◆ **EXERCISE REQUIREMENTS**: Transcribe exactly the entries from the "Serialize everything readable" line to the end, both included, minus pictures.

◆ **DATASET EXCERPTS**:
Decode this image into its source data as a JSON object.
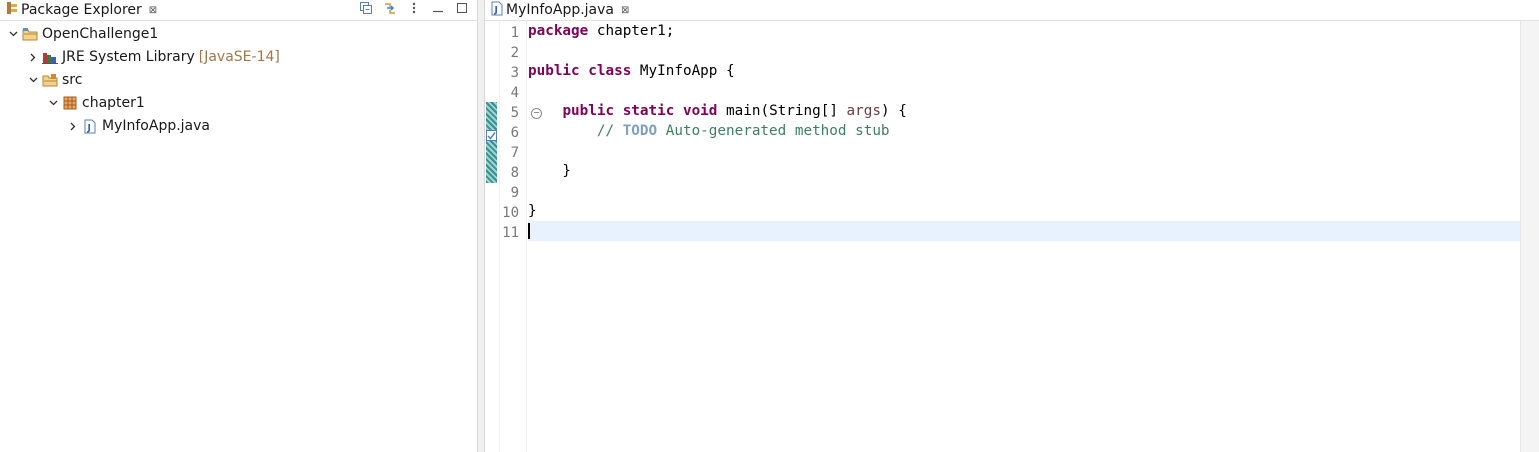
{
  "explorer": {
    "title": "Package Explorer",
    "tree": [
      {
        "label": "OpenChallenge1",
        "decoration": "",
        "icon": "java-project-icon",
        "expanded": true,
        "level": 0
      },
      {
        "label": "JRE System Library",
        "decoration": "[JavaSE-14]",
        "icon": "library-icon",
        "expanded": false,
        "level": 1
      },
      {
        "label": "src",
        "decoration": "",
        "icon": "source-folder-icon",
        "expanded": true,
        "level": 1
      },
      {
        "label": "chapter1",
        "decoration": "",
        "icon": "package-icon",
        "expanded": true,
        "level": 2
      },
      {
        "label": "MyInfoApp.java",
        "decoration": "",
        "icon": "java-file-icon",
        "expanded": false,
        "level": 3
      }
    ]
  },
  "editor": {
    "tab_title": "MyInfoApp.java",
    "line_numbers": [
      "1",
      "2",
      "3",
      "4",
      "5",
      "6",
      "7",
      "8",
      "9",
      "10",
      "11"
    ],
    "lines": [
      {
        "text": "package chapter1;"
      },
      {
        "text": ""
      },
      {
        "text": "public class MyInfoApp {"
      },
      {
        "text": ""
      },
      {
        "text": "    public static void main(String[] args) {"
      },
      {
        "text": "        // TODO Auto-generated method stub"
      },
      {
        "text": ""
      },
      {
        "text": "    }"
      },
      {
        "text": ""
      },
      {
        "text": "}"
      },
      {
        "text": ""
      }
    ],
    "current_line": 11
  },
  "colors": {
    "keyword": "#7f0055",
    "comment": "#3f7f5f",
    "todo": "#7f9fbf",
    "current_line": "#e8f2fe",
    "decoration": "#a0774a"
  }
}
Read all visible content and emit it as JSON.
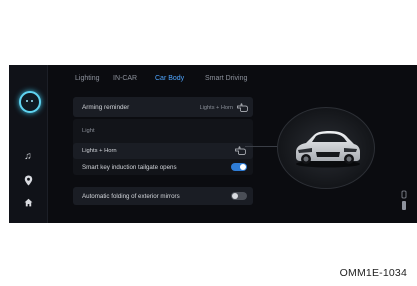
{
  "tabs": [
    {
      "label": "Lighting",
      "active": false
    },
    {
      "label": "IN-CAR",
      "active": false
    },
    {
      "label": "Car Body",
      "active": true
    },
    {
      "label": "Smart Driving",
      "active": false
    }
  ],
  "settings": {
    "arming_reminder": {
      "label": "Arming reminder",
      "value": "Lights + Horn"
    },
    "options": [
      {
        "label": "Light",
        "selected": false
      },
      {
        "label": "Lights + Horn",
        "selected": true
      }
    ],
    "tailgate": {
      "label": "Smart key induction tailgate opens",
      "enabled": true
    },
    "mirrors": {
      "label": "Automatic folding of exterior mirrors",
      "enabled": false
    }
  },
  "sidebar": {
    "icons": [
      "assistant-avatar-icon",
      "music-icon",
      "location-pin-icon",
      "home-icon"
    ]
  },
  "caption": "OMM1E-1034",
  "colors": {
    "accent": "#4fa6ff",
    "toggle_on": "#2f7dd6",
    "background": "#0b0c10"
  }
}
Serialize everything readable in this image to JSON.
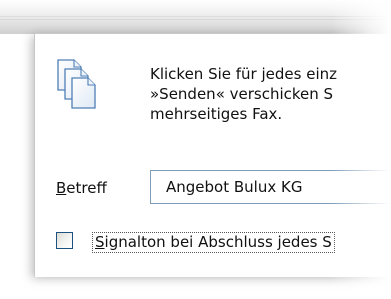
{
  "dialog": {
    "info_lines": [
      "Klicken Sie für jedes einz",
      "»Senden« verschicken S",
      "mehrseitiges Fax."
    ],
    "subject": {
      "label_accel": "B",
      "label_rest": "etreff",
      "value": "Angebot Bulux KG"
    },
    "beep": {
      "checked": false,
      "label_accel": "S",
      "label_rest": "ignalton bei Abschluss jedes S"
    }
  },
  "icons": {
    "pages": "multiple-pages-icon"
  },
  "colors": {
    "input_border": "#7f9db9",
    "checkbox_border": "#1c5180",
    "text": "#111111"
  }
}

◆ **FULL ANSWER**:
Serialize everything readable in this image to JSON.
{
  "dialog": {
    "info_lines": [
      "Klicken Sie für jedes einz",
      "»Senden« verschicken S",
      "mehrseitiges Fax."
    ],
    "subject": {
      "label_accel": "B",
      "label_rest": "etreff",
      "value": "Angebot Bulux KG"
    },
    "beep": {
      "checked": false,
      "label_accel": "S",
      "label_rest": "ignalton bei Abschluss jedes S"
    }
  },
  "icons": {
    "pages": "multiple-pages-icon"
  },
  "colors": {
    "input_border": "#7f9db9",
    "checkbox_border": "#1c5180",
    "text": "#111111"
  }
}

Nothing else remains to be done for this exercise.